# [Problem details]
Pick out every line with the word "valve" and copy it.
##### Record list #####
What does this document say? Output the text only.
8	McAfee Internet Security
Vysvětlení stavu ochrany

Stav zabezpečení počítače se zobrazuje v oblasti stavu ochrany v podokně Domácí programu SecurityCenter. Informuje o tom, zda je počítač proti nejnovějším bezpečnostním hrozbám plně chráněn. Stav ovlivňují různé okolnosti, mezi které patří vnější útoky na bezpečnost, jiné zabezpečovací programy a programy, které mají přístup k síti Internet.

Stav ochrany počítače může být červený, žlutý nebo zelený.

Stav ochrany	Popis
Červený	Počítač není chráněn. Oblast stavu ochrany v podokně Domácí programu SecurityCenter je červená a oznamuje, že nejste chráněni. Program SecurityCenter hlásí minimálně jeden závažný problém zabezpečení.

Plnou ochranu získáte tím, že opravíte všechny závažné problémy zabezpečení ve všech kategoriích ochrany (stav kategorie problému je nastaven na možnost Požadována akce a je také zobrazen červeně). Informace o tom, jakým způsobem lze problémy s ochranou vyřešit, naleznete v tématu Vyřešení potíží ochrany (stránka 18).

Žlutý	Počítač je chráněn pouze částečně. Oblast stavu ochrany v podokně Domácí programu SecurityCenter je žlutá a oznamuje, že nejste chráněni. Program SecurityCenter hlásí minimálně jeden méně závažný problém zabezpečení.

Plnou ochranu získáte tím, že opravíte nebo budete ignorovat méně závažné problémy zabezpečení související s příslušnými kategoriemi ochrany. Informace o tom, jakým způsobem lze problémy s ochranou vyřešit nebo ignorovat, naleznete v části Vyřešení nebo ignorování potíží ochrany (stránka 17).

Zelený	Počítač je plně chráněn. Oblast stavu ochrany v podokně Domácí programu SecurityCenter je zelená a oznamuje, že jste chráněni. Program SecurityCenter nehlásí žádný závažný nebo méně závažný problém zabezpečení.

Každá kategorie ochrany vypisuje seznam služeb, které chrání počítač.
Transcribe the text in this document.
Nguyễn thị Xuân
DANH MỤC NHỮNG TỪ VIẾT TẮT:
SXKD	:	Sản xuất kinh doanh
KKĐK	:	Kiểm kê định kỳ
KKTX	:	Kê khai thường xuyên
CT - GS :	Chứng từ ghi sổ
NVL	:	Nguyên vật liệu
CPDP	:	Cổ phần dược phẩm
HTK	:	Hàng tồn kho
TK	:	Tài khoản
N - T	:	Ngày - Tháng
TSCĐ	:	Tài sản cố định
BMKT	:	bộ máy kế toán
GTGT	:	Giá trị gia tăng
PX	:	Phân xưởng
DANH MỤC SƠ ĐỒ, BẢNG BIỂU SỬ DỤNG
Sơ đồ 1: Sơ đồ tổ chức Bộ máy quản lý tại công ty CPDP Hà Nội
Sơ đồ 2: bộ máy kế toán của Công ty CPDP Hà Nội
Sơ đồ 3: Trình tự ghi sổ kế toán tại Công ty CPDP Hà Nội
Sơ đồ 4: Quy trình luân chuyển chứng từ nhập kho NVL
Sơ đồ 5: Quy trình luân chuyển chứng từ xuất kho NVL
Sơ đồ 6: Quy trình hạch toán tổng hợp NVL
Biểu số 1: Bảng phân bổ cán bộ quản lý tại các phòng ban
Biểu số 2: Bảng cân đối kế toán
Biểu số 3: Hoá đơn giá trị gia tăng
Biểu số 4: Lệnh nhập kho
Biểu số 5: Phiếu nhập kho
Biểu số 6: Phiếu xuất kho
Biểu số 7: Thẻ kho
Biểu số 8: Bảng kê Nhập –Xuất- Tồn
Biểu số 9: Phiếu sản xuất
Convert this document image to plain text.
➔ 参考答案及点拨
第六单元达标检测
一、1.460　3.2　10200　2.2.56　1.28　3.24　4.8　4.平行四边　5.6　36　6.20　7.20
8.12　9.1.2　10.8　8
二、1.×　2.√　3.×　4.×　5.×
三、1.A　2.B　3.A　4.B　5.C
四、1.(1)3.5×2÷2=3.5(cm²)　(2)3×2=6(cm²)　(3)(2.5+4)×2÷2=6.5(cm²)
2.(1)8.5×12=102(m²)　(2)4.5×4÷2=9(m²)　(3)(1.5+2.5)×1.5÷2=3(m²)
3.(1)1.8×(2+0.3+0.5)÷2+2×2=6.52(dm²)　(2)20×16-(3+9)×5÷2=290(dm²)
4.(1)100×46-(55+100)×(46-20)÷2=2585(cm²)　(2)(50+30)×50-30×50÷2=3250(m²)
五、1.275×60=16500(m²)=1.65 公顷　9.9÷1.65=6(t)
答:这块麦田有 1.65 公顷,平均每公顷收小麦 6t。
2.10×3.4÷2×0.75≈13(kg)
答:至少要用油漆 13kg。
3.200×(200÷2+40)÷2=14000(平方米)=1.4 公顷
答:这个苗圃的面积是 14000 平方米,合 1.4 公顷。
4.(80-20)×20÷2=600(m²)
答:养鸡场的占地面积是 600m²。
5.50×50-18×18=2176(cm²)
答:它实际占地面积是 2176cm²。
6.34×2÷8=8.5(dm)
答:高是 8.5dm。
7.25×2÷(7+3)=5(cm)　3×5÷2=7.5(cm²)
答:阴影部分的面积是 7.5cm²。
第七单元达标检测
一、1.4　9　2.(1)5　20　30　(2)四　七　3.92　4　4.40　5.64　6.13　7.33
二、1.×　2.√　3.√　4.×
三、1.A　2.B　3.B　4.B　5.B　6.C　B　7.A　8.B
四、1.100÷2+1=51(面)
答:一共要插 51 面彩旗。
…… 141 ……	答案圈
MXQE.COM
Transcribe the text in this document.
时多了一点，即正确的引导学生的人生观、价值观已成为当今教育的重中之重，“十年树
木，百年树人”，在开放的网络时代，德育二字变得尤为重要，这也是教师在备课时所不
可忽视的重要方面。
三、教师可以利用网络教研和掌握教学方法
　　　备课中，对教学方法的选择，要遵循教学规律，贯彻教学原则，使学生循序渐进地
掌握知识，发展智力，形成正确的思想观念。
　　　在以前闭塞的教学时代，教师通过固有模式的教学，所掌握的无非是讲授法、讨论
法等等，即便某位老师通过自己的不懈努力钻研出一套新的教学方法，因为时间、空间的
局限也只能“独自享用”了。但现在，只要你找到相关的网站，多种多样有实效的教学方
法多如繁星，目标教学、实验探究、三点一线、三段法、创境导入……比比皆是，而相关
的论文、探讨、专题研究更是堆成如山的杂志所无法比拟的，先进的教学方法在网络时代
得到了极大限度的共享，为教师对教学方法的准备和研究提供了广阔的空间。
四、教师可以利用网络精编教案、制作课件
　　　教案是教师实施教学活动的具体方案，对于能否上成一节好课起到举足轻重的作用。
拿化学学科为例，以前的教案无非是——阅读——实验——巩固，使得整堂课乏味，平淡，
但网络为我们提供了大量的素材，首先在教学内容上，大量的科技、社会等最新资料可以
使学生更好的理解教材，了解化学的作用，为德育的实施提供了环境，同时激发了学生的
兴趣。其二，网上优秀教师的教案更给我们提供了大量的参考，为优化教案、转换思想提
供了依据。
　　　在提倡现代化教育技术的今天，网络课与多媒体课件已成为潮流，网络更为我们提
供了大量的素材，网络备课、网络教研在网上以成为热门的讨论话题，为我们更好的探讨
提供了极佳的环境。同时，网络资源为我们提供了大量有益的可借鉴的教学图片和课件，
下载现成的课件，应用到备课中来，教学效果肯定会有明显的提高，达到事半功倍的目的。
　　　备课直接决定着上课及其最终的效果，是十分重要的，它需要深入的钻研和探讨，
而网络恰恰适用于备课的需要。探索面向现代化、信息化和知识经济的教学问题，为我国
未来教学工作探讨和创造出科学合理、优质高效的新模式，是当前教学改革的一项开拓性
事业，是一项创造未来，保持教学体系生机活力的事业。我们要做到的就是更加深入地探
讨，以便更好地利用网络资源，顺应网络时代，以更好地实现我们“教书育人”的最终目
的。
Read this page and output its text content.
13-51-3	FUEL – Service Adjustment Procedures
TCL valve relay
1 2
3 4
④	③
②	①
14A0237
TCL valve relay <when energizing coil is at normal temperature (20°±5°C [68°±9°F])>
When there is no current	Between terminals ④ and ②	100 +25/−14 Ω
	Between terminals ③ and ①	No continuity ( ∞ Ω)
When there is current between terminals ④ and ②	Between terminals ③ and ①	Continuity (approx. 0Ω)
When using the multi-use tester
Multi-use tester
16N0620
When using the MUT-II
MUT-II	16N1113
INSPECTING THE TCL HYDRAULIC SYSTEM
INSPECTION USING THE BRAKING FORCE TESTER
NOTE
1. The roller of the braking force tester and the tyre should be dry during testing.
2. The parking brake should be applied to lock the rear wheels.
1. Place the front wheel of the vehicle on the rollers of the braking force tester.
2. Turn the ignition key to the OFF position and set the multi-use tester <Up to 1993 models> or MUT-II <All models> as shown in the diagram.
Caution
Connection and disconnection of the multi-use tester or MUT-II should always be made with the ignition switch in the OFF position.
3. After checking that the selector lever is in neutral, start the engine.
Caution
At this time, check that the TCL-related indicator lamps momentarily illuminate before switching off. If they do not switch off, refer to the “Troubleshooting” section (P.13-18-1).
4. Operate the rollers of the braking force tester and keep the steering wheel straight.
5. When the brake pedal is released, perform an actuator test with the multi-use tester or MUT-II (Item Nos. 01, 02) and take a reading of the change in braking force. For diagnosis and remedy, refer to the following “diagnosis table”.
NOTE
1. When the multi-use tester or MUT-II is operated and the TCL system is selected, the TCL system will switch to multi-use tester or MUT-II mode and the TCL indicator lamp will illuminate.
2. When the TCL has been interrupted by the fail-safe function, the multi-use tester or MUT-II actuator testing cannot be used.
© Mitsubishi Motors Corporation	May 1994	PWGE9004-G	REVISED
#####
# [Exercise response]
TCL valve relay
TCL valve relay <when energizing coil is at normal temperature (20°±5°C [68°±9°F])>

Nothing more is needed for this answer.